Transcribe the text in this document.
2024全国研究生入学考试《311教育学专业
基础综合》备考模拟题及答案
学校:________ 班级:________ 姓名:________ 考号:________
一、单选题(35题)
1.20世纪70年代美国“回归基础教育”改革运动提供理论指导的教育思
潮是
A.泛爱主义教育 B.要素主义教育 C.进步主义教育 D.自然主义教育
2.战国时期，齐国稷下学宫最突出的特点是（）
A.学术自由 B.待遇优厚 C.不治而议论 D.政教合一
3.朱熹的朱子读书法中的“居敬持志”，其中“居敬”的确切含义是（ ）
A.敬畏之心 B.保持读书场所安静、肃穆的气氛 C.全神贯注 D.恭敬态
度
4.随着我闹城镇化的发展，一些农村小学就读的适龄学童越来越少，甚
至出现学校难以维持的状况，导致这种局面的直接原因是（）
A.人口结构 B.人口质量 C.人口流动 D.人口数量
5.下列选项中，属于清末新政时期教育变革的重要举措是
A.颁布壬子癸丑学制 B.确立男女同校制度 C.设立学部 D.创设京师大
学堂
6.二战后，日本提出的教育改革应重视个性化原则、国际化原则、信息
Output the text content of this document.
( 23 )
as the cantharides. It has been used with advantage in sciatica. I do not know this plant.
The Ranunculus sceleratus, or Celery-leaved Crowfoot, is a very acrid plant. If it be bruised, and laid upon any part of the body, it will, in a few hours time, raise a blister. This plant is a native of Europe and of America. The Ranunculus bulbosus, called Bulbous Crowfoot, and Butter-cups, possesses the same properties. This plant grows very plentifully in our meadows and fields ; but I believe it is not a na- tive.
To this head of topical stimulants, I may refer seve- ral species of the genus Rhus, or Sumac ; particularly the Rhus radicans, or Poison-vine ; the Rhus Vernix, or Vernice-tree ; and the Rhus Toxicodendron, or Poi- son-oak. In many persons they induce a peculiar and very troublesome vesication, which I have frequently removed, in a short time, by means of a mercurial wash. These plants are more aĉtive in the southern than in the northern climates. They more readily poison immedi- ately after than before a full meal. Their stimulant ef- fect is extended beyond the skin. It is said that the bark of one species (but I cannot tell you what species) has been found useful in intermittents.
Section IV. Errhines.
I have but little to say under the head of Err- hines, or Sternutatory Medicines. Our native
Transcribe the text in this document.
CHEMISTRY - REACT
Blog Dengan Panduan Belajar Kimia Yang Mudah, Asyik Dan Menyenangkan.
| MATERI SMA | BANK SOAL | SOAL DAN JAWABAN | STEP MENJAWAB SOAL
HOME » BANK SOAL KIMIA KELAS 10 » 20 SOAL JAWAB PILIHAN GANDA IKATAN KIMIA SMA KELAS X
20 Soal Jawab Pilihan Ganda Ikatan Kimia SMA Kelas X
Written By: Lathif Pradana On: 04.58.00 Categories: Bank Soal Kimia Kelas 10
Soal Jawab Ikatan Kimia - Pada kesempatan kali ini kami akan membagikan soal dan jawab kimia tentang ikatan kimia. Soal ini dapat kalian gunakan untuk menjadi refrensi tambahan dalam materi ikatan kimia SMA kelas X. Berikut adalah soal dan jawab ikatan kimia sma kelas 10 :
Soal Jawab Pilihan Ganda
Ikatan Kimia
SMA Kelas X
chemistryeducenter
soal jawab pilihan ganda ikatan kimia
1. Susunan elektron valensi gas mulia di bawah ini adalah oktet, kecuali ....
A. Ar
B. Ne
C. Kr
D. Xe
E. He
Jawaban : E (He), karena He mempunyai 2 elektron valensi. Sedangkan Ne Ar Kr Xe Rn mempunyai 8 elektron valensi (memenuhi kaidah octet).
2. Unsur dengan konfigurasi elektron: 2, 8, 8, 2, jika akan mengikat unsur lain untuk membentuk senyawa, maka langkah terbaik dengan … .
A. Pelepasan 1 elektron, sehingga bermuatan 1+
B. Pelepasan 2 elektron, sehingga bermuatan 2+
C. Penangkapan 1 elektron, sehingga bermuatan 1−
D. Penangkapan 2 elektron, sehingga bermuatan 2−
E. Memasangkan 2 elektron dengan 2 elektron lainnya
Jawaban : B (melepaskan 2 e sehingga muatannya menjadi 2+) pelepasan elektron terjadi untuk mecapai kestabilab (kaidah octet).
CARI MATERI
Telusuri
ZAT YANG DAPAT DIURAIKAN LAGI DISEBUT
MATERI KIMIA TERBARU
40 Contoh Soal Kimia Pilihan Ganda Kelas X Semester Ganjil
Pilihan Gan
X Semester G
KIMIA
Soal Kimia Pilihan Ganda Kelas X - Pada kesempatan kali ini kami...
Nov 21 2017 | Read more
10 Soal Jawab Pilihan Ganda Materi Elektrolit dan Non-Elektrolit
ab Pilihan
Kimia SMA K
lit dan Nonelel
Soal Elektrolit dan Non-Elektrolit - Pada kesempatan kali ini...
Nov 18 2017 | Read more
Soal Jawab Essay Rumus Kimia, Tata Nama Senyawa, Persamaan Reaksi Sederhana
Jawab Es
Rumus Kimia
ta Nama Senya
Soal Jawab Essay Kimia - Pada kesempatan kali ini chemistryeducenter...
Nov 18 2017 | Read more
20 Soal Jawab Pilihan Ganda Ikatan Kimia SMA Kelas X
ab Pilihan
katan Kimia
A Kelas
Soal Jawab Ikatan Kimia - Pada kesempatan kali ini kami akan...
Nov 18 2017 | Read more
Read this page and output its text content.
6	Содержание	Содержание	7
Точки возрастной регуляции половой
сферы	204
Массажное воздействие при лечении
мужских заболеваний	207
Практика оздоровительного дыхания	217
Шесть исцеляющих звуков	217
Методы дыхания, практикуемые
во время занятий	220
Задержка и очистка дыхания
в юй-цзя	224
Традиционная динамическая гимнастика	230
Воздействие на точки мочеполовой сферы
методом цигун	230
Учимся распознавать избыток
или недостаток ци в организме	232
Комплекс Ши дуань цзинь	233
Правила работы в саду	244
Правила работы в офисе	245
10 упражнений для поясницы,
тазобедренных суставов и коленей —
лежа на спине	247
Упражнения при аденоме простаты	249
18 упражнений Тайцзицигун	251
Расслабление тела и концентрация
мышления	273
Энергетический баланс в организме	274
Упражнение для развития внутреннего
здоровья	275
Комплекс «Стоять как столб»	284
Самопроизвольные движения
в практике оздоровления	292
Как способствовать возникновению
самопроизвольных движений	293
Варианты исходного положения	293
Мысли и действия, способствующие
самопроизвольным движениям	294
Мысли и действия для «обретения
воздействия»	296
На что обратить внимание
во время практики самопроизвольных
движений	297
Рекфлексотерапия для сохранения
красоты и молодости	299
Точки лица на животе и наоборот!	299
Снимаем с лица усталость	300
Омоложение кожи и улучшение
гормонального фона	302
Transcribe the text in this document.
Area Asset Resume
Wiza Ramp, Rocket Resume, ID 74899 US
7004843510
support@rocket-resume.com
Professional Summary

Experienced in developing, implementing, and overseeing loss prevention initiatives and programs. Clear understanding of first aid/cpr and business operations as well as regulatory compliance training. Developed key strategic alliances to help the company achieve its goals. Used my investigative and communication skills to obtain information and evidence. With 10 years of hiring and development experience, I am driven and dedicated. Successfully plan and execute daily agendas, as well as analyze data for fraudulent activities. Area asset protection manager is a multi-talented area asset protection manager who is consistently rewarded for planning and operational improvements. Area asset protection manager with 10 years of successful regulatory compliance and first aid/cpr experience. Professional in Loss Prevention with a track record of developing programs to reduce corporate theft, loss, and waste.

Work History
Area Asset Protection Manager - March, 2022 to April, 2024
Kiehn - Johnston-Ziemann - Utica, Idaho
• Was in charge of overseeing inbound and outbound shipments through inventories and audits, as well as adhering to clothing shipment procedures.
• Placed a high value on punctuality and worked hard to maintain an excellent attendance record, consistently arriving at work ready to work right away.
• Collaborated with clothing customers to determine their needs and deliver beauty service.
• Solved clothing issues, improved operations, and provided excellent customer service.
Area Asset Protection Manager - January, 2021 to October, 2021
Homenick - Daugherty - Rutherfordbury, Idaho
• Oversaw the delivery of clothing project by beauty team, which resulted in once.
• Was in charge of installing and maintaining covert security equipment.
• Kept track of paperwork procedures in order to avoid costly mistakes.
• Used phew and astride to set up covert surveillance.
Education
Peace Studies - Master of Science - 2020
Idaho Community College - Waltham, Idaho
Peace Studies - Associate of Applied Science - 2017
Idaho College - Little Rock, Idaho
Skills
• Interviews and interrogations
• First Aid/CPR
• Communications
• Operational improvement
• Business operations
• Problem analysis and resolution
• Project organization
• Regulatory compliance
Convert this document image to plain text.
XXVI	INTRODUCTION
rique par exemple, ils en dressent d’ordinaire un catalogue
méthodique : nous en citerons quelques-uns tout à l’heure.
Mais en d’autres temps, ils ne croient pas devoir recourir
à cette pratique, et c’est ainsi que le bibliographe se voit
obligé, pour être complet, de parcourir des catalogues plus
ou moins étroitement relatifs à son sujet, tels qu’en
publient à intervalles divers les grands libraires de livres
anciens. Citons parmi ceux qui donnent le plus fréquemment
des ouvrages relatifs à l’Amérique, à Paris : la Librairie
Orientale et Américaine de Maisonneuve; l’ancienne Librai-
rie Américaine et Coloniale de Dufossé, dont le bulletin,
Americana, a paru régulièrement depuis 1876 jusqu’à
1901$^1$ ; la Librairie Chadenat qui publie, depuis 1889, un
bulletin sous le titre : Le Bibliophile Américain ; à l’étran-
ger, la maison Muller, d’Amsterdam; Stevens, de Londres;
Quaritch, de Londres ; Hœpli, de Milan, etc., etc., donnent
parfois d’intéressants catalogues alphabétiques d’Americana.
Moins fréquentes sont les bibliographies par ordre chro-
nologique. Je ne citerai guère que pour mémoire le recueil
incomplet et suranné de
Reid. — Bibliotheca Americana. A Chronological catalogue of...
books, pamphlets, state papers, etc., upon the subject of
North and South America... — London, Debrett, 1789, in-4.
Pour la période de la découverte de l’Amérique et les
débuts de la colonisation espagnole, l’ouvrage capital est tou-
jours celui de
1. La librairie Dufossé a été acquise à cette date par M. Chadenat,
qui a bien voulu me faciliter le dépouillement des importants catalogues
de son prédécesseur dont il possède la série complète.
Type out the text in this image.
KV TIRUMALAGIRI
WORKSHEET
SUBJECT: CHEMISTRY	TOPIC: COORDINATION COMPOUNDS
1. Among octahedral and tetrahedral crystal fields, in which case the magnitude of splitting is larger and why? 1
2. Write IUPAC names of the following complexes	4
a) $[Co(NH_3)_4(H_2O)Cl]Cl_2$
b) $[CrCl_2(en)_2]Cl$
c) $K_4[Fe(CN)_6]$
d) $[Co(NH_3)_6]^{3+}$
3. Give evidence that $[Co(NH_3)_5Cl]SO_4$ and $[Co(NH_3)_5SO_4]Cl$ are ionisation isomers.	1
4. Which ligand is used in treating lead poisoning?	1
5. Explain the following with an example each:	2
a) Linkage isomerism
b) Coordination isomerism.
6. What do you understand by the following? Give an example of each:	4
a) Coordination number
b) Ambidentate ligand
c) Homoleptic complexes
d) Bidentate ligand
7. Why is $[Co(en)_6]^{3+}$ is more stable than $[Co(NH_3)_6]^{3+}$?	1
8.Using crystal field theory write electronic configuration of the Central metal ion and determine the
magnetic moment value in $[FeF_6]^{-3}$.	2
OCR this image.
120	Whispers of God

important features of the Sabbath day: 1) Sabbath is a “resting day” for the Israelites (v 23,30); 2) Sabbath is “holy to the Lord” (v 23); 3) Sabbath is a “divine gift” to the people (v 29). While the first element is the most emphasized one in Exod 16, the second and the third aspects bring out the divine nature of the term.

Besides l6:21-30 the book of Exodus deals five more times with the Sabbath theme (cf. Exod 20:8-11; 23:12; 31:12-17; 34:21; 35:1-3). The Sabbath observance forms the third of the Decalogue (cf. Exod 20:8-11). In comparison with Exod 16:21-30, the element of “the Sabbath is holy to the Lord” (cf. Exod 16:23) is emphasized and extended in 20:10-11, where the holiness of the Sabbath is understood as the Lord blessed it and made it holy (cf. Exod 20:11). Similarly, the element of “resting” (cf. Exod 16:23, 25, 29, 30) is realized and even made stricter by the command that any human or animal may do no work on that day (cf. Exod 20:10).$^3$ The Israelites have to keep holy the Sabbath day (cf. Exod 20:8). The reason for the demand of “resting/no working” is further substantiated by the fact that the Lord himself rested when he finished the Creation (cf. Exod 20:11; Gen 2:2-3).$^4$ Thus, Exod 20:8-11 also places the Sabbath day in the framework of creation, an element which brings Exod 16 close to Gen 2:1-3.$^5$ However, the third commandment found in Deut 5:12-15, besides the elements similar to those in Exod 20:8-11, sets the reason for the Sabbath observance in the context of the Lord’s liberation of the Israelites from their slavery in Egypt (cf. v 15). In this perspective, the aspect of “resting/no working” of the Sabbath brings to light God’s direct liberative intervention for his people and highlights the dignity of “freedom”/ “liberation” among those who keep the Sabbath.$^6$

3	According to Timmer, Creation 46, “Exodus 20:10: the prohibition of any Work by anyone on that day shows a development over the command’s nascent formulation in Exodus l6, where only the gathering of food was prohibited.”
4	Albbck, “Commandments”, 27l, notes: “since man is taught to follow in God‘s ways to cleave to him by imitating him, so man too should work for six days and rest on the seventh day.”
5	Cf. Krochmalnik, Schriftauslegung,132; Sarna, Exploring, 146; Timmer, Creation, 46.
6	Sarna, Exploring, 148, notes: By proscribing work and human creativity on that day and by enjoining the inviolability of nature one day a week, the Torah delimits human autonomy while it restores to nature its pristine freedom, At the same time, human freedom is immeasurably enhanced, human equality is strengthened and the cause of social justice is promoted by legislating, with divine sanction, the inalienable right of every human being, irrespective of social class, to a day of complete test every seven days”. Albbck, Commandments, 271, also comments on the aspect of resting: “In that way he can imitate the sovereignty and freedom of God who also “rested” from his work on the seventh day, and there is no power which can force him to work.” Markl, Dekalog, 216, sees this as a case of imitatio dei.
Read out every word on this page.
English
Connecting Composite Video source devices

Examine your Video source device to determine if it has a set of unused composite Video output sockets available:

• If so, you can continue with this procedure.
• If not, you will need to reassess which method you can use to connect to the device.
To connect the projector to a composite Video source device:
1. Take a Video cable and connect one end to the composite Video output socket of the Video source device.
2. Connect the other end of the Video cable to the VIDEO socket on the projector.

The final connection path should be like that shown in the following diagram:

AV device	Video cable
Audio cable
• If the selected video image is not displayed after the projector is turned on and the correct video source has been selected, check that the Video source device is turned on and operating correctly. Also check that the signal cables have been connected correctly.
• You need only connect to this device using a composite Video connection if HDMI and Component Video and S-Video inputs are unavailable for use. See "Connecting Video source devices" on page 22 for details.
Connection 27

::::

List all lines in the material containing the string "should".

- _ANSWER TO THIS TASK_
4	Albbck, “Commandments”, 27l, notes: “since man is taught to follow in God‘s ways to cleave to him by imitating him, so man too should work for six days and rest on the seventh day.”
The final connection path should be like that shown in the following diagram:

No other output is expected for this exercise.